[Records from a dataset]
□ □ □

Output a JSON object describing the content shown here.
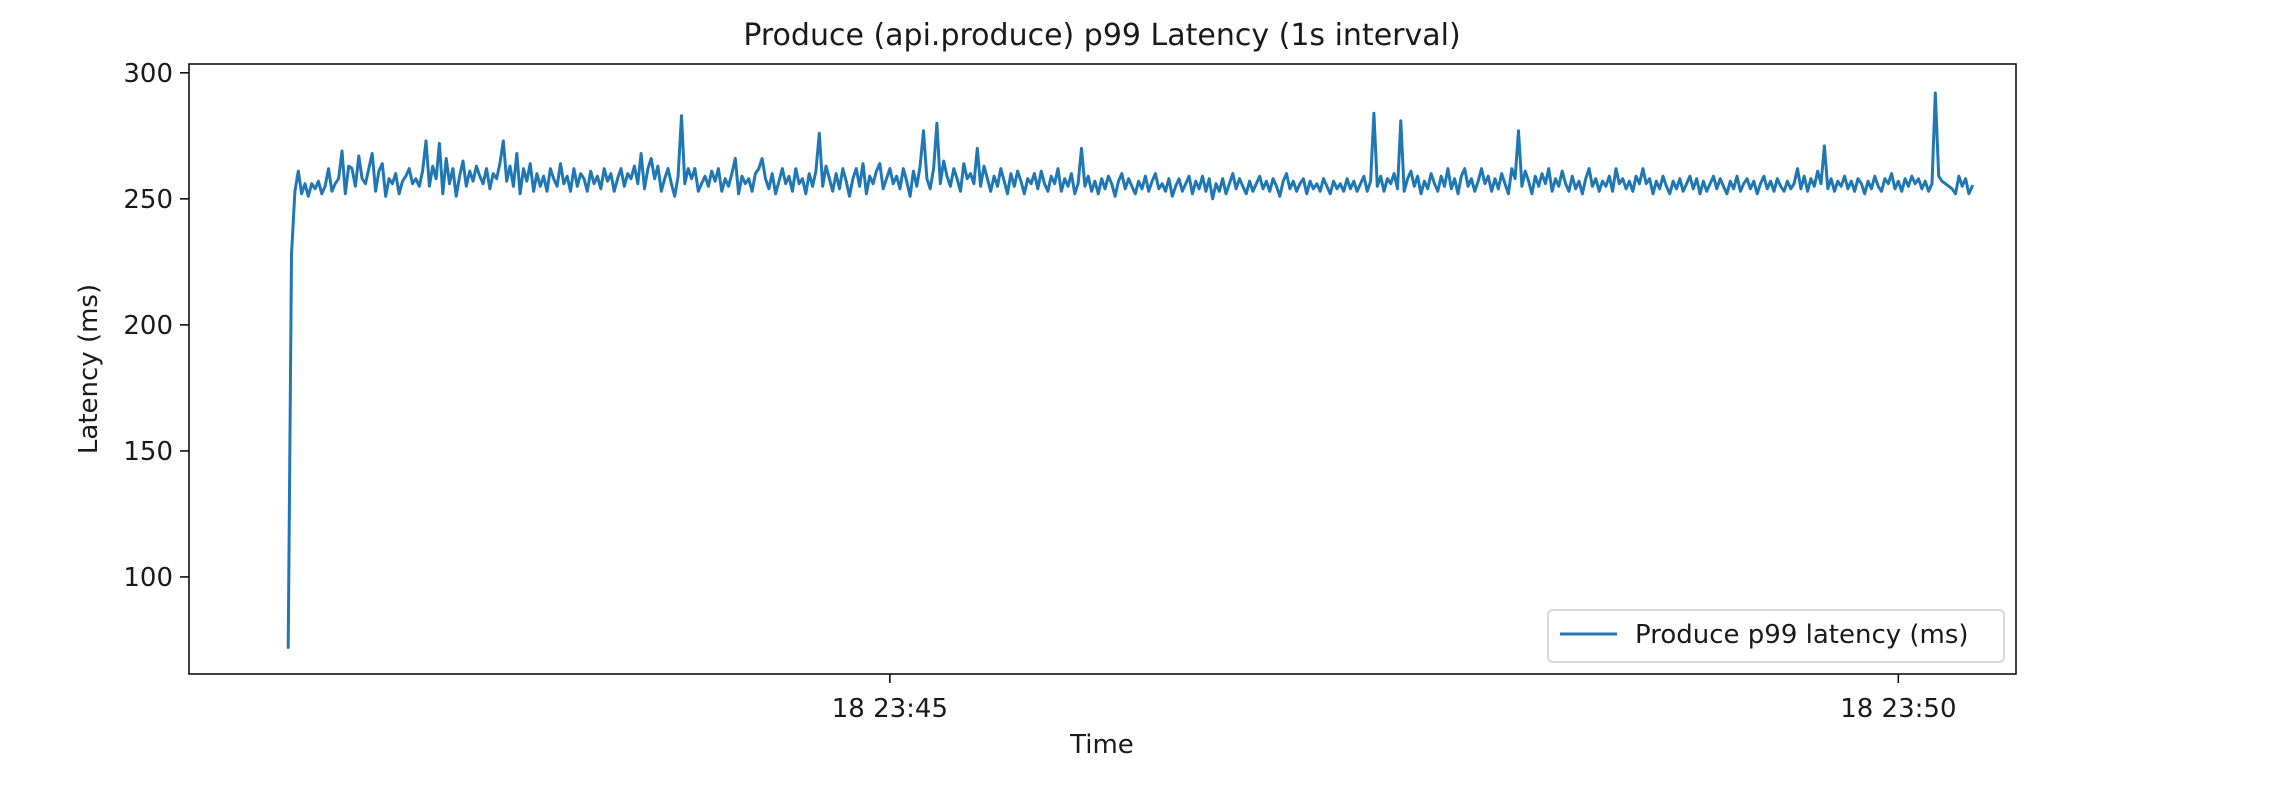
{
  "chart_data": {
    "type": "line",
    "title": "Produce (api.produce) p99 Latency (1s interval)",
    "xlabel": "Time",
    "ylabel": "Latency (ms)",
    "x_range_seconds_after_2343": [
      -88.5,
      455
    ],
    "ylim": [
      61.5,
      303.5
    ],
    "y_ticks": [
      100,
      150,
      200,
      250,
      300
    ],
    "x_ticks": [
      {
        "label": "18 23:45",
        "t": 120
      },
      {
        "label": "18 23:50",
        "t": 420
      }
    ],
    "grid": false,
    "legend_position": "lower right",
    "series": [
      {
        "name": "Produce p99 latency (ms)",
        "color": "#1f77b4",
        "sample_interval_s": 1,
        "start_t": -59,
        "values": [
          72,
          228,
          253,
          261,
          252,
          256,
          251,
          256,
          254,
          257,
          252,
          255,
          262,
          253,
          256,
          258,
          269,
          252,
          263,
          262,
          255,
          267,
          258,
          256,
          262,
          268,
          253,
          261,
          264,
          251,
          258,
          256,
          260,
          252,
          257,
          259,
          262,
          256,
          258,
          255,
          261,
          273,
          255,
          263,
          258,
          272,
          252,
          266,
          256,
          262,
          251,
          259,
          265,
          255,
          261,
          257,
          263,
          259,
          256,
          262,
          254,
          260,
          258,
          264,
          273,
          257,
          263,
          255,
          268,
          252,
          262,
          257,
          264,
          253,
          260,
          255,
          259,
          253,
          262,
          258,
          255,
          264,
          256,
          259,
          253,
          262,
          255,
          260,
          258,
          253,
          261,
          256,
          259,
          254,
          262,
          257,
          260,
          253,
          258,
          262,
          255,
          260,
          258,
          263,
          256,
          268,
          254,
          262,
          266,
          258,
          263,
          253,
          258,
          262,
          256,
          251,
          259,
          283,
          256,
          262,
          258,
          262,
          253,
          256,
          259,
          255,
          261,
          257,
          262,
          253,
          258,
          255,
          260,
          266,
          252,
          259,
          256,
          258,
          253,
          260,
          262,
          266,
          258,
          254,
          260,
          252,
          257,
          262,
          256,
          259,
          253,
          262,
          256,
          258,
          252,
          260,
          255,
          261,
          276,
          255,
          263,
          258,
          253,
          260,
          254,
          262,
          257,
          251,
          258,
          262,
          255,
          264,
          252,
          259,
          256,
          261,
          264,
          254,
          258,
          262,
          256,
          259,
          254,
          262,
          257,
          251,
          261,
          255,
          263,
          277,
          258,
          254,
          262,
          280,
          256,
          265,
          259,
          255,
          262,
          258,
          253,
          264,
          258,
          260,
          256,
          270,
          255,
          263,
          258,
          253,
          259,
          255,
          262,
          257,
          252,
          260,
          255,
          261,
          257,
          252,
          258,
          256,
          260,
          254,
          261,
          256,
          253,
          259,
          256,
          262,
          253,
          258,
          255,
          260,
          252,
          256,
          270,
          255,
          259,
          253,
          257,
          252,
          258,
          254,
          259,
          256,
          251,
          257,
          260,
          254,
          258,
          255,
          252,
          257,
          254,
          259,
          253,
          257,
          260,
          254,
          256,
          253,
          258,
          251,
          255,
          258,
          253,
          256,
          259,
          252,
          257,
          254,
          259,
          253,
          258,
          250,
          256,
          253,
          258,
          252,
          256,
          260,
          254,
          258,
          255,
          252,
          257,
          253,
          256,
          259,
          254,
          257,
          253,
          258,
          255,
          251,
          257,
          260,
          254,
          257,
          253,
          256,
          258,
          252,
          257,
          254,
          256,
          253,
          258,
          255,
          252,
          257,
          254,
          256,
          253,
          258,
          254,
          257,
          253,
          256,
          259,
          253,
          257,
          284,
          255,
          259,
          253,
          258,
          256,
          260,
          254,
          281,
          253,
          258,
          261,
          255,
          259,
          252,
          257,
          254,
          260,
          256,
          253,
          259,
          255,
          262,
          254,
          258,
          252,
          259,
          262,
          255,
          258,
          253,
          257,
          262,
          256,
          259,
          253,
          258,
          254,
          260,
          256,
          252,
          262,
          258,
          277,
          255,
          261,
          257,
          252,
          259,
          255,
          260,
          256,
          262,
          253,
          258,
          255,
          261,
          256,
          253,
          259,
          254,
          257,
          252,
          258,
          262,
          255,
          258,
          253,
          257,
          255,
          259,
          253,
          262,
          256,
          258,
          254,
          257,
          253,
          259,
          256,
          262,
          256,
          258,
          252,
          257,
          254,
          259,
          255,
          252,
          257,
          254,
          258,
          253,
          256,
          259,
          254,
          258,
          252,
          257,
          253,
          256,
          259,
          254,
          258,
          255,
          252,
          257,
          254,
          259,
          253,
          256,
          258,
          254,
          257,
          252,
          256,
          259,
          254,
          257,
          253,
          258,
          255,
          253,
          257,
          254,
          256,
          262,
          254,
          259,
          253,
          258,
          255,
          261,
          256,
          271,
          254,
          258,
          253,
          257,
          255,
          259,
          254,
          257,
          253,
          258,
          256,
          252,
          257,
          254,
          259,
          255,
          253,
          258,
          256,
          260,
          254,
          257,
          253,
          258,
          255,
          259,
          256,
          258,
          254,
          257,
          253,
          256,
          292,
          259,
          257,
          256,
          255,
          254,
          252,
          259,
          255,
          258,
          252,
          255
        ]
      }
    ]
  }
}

□ □ □

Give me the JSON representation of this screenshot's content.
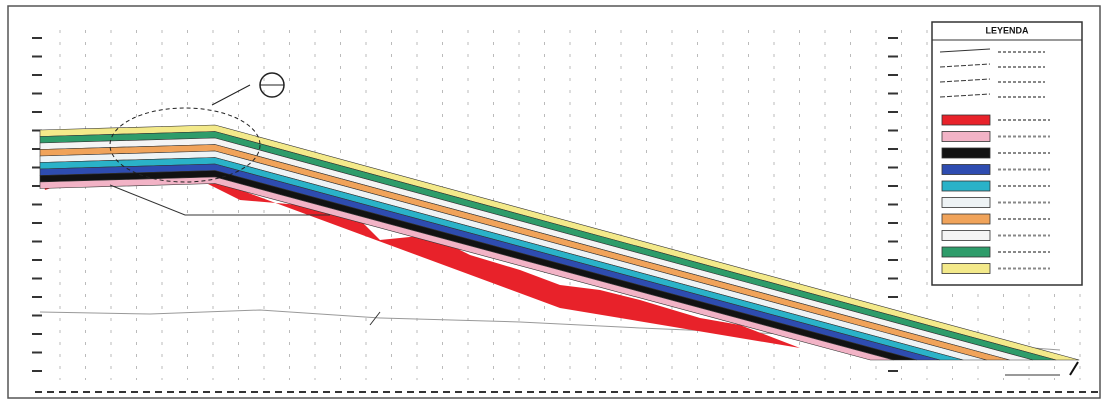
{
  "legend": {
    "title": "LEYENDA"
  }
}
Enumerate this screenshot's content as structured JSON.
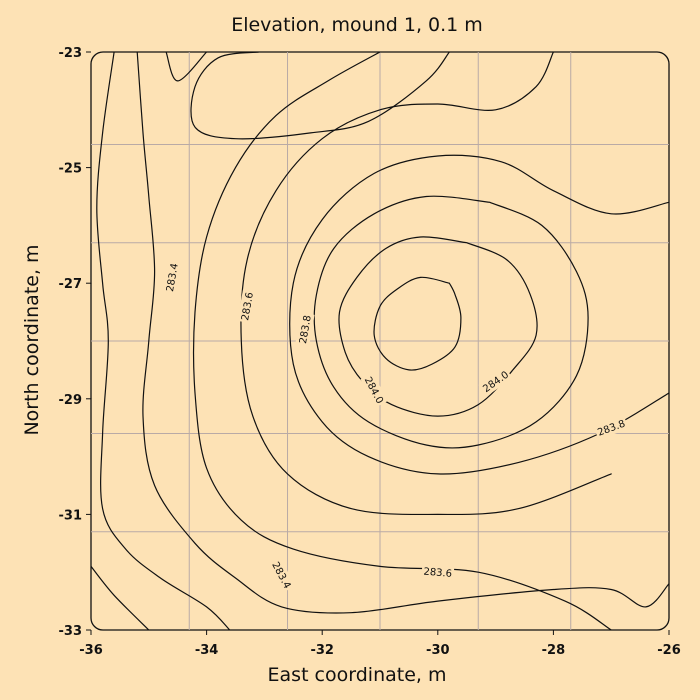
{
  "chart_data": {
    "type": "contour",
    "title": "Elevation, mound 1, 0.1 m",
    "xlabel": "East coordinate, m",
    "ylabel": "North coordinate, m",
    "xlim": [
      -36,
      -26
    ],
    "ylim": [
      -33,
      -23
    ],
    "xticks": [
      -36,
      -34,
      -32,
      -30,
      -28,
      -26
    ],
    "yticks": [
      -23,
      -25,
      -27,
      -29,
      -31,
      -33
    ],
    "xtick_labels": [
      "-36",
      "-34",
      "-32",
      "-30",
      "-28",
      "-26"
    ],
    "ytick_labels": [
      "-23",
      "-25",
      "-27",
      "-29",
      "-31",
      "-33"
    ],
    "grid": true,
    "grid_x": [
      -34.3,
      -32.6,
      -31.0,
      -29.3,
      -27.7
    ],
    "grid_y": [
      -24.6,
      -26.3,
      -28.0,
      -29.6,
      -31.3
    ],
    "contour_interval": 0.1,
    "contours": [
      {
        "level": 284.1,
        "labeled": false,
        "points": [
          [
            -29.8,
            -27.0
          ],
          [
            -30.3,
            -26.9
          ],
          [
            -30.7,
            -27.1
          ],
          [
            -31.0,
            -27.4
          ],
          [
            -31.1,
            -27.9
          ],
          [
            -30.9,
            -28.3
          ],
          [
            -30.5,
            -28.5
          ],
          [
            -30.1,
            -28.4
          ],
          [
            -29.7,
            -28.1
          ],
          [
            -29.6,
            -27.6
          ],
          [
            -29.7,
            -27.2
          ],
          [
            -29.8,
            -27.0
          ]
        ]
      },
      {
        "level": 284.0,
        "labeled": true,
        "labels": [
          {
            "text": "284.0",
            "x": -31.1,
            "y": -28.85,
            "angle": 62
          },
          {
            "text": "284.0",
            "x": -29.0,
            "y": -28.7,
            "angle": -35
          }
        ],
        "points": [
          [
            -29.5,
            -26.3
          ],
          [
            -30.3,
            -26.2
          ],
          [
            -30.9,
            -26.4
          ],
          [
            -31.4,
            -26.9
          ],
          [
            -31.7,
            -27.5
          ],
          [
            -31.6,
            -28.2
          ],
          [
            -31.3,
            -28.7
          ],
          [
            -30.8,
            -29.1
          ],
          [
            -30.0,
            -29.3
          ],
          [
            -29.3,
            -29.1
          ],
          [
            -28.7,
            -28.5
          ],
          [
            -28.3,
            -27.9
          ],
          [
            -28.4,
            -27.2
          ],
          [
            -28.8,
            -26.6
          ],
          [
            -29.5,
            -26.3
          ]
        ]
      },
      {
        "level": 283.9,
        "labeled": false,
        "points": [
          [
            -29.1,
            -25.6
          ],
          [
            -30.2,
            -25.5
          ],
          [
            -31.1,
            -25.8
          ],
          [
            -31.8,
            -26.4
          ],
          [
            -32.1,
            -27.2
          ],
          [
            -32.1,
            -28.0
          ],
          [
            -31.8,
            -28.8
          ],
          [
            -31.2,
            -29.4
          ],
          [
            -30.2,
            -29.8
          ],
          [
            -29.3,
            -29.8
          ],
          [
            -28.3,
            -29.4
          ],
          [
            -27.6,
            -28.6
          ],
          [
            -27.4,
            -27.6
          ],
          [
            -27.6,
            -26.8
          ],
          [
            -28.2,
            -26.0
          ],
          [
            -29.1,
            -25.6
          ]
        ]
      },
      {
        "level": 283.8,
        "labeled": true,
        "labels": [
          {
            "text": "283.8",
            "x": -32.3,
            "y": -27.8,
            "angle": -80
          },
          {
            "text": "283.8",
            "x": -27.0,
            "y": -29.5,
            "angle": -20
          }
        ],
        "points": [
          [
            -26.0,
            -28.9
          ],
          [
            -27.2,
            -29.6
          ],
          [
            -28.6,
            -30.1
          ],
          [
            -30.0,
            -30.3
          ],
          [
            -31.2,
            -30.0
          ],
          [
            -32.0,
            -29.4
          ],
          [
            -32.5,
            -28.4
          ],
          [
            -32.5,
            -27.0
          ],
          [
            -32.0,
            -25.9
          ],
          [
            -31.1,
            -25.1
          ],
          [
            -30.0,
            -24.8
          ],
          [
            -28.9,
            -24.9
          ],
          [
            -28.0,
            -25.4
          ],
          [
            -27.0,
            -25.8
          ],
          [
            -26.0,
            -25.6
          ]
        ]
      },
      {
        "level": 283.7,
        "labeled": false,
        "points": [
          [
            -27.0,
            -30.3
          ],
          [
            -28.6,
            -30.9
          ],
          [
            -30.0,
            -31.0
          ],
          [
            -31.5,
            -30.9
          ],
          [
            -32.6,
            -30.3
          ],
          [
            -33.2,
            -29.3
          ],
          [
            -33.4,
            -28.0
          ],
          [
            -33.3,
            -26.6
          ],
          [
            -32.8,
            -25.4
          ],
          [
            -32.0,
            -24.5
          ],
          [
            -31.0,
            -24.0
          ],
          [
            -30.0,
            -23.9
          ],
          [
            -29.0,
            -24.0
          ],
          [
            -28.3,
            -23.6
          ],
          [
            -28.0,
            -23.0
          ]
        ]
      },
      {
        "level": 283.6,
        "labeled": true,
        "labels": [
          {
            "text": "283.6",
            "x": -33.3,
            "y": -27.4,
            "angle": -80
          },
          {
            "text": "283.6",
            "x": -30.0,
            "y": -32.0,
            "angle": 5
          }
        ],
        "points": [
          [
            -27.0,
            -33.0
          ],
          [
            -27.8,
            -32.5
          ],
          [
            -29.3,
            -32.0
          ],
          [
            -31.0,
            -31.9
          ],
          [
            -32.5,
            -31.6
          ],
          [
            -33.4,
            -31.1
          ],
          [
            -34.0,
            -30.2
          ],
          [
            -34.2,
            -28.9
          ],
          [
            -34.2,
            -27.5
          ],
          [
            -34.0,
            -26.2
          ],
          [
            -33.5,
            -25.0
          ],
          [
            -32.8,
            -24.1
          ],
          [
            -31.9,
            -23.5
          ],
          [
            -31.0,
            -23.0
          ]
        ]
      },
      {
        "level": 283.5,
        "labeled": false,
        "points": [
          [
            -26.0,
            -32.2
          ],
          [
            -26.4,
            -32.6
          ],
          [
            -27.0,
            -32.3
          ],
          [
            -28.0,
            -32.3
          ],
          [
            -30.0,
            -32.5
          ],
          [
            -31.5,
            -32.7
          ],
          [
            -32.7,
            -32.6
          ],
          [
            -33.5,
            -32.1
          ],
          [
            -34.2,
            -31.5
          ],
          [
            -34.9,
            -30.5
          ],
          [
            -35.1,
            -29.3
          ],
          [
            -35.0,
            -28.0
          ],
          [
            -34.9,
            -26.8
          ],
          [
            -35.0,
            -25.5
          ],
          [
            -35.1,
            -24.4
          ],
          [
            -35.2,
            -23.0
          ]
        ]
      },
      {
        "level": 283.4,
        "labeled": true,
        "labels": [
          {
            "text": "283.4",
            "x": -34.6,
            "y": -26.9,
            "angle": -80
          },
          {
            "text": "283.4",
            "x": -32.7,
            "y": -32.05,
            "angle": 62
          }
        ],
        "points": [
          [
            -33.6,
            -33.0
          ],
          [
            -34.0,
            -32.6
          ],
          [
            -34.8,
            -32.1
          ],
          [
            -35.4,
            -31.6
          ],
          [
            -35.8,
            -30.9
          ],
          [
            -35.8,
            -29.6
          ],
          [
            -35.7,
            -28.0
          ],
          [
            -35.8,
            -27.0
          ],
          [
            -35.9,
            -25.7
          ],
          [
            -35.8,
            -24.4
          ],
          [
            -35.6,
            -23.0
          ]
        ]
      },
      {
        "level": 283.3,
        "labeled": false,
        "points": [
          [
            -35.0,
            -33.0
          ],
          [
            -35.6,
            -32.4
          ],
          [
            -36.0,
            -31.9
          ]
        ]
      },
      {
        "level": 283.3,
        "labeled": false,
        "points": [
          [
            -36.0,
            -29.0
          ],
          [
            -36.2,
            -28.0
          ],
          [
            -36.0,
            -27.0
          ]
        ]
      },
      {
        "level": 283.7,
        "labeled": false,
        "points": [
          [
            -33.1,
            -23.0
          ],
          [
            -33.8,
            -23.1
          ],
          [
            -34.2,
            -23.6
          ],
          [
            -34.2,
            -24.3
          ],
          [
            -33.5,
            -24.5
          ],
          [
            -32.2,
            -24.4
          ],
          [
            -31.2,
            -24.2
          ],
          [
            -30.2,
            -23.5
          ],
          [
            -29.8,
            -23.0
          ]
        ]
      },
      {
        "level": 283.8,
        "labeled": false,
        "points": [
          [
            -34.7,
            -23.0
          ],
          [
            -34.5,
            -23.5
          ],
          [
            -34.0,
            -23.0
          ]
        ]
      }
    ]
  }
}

□ □ □

What this task involves ::
In how many lines of the data does the string "xlabel" appear? Give only the number.

Solution for this problem ::
2